** Start **
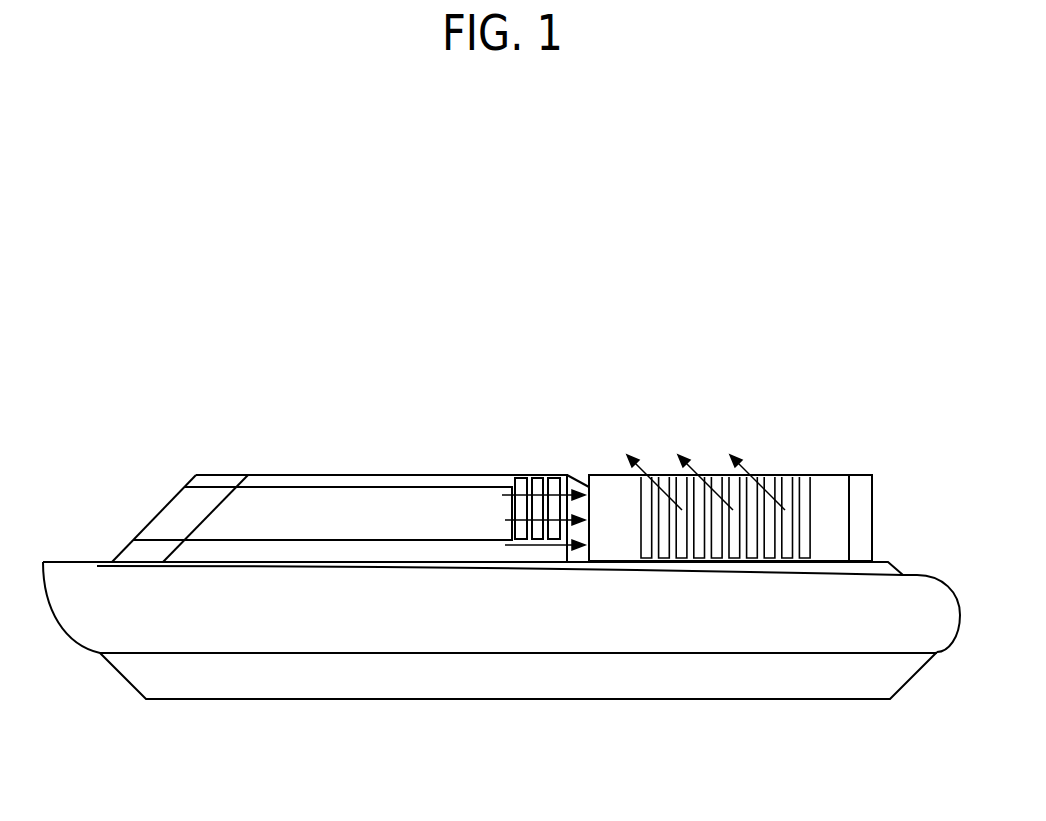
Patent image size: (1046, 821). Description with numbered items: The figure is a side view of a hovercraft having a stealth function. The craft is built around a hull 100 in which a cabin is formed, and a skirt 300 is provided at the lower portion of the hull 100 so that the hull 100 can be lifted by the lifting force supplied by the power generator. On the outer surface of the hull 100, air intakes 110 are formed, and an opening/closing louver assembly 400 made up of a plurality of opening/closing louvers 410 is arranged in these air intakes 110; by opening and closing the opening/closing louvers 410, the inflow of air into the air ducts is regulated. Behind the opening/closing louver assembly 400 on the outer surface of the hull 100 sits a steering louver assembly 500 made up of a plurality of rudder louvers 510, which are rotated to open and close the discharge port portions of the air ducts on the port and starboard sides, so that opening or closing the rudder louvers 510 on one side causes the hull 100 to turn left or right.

The hull 100 is at (350, 467).
The air intakes 110 is at (532, 508).
The skirt 300 is at (400, 622).
The opening/closing louver assembly 400 is at (537, 554).
The opening/closing louvers 410 is at (555, 505).
The steering louver assembly 500 is at (730, 582).
The rudder louvers 510 is at (715, 542).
** End **
Written request |
Give only the number of lines above that contain the string "built". Case counts.

The answer |
1